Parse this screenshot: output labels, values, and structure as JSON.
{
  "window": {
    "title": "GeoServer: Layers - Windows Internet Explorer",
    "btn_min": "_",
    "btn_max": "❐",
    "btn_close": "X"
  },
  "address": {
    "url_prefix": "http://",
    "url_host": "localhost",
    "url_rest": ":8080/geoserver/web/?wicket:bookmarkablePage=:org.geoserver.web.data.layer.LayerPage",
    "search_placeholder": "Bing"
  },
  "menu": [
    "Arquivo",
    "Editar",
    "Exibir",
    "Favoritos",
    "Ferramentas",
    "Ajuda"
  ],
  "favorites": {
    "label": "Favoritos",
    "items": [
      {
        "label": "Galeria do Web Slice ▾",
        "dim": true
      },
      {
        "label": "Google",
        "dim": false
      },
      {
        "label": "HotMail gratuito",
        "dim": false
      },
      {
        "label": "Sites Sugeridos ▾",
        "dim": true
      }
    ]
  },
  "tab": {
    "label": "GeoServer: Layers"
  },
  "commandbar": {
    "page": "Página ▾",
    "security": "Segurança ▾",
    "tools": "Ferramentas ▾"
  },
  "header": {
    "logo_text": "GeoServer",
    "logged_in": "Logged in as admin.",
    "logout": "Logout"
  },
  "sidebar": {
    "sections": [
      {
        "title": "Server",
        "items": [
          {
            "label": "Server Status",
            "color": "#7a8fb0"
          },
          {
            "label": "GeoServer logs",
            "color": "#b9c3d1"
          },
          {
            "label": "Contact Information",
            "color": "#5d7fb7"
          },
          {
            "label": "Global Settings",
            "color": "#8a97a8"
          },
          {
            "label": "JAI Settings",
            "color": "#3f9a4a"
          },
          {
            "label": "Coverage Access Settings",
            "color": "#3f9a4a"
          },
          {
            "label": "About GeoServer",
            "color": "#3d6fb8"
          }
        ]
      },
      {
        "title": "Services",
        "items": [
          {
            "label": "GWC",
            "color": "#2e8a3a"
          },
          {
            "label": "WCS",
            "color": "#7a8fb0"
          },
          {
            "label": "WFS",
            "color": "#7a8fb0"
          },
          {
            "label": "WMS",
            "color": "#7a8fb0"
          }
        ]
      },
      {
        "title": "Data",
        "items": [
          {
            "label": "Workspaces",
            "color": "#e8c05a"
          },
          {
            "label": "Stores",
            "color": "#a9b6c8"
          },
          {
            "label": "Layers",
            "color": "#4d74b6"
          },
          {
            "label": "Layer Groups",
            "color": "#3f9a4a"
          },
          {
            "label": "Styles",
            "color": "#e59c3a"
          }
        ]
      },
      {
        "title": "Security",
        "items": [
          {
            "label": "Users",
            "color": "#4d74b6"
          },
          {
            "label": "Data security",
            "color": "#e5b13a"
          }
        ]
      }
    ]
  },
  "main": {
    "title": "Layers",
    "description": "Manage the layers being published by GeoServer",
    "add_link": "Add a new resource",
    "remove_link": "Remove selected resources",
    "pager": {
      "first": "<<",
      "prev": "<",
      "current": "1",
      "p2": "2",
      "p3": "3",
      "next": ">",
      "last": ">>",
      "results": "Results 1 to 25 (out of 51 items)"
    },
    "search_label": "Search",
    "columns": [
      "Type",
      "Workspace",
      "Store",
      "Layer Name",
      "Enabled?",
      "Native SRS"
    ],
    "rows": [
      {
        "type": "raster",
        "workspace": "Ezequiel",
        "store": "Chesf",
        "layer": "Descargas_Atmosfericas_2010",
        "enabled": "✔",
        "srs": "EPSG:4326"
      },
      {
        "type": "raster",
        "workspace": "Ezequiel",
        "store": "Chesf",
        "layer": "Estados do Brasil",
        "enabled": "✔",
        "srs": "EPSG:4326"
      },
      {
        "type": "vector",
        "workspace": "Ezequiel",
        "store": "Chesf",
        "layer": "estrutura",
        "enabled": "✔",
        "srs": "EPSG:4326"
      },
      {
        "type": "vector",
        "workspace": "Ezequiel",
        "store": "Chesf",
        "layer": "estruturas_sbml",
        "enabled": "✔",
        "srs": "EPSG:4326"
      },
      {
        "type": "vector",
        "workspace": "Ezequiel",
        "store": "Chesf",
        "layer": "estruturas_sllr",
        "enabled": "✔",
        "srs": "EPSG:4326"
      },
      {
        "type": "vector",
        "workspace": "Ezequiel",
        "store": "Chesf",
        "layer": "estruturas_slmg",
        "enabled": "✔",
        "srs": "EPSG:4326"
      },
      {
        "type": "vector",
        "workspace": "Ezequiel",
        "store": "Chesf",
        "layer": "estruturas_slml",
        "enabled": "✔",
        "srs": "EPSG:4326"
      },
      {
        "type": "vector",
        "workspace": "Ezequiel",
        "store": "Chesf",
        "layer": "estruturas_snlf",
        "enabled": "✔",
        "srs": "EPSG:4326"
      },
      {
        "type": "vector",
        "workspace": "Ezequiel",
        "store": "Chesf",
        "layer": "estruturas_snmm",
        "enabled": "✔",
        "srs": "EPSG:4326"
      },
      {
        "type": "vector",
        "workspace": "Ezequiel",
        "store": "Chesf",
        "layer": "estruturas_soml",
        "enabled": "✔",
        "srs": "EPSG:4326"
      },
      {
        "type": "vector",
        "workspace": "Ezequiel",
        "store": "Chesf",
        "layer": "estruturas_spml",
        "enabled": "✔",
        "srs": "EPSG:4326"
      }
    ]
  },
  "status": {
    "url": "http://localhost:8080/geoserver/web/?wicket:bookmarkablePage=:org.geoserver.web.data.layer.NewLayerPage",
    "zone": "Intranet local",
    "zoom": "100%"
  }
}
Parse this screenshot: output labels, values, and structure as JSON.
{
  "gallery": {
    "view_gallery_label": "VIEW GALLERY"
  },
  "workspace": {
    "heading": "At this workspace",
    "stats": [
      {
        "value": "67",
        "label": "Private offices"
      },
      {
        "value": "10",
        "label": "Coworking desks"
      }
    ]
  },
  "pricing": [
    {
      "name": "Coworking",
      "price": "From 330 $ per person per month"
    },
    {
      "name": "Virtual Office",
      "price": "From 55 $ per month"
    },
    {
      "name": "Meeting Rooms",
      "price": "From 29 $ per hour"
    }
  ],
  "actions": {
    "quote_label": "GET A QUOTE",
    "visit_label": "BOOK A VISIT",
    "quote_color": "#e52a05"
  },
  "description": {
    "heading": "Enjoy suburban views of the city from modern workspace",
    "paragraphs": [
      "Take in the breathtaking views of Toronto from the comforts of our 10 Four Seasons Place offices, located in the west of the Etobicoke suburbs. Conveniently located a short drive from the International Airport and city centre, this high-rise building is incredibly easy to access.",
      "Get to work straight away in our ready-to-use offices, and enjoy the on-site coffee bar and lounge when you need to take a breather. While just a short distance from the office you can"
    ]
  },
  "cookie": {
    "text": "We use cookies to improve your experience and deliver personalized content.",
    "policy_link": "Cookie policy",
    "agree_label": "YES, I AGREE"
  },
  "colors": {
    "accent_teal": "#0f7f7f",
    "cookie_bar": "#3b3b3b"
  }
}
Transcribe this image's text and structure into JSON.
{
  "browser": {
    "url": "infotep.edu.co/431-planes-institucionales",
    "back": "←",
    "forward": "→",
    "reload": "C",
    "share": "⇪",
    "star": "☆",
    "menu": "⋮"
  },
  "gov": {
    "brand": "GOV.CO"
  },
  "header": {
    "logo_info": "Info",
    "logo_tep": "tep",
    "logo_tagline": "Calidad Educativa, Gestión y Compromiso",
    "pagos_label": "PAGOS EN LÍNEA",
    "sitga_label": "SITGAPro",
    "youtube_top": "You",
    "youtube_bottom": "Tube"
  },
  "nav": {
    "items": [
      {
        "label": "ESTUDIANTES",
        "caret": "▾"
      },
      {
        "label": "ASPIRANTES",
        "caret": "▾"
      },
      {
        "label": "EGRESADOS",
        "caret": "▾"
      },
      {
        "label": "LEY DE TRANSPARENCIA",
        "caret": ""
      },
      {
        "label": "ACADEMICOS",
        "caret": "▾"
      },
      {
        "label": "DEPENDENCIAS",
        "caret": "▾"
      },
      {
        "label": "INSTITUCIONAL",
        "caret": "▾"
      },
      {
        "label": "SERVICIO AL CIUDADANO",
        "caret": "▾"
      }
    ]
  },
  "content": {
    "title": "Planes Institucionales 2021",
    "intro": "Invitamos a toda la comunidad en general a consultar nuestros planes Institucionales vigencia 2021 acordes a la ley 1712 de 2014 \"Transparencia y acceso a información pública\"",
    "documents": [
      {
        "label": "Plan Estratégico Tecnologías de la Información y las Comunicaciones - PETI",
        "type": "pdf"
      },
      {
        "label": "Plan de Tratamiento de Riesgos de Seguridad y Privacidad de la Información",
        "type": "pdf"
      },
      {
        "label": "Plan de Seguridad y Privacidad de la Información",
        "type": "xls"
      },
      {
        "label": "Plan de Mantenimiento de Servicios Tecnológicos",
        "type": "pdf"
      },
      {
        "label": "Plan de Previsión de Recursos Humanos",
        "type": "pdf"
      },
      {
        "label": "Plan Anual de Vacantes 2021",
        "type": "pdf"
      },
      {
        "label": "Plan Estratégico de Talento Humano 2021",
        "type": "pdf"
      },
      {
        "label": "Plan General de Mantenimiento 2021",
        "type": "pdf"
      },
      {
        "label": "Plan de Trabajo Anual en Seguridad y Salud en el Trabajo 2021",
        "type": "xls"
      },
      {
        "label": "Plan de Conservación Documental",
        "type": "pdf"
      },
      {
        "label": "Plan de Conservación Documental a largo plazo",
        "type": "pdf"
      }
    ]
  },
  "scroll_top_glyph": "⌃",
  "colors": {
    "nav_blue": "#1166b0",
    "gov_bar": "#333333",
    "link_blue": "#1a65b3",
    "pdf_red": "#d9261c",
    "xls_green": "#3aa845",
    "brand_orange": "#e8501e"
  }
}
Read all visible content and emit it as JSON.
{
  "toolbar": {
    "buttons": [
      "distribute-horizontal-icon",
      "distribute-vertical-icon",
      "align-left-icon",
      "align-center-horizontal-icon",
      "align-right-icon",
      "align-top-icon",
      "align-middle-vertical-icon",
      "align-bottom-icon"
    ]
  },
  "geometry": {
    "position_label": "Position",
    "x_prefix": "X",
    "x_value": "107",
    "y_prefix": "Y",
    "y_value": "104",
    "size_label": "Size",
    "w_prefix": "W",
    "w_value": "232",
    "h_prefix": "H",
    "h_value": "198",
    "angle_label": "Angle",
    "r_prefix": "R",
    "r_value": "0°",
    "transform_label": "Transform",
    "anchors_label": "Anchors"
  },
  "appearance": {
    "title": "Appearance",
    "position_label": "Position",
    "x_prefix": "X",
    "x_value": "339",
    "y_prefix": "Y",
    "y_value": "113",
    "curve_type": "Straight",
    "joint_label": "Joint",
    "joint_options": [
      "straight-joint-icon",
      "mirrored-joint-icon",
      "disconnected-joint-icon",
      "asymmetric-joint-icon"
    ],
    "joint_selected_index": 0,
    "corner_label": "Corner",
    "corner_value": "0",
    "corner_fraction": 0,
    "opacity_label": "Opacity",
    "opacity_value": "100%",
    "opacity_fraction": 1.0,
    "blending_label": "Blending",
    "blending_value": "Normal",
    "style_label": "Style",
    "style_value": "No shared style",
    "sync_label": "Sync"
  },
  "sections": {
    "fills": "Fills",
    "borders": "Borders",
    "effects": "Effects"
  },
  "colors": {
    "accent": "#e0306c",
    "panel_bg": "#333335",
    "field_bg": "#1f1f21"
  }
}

**TASK DIRECTIONS**
Gather each line that holds "bookmarkablePage".

**EXERCISE RESPONSE**
    "url_rest": ":8080/geoserver/web/?wicket:bookmarkablePage=:org.geoserver.web.data.layer.LayerPage",
    "url": "http://localhost:8080/geoserver/web/?wicket:bookmarkablePage=:org.geoserver.web.data.layer.NewLayerPage",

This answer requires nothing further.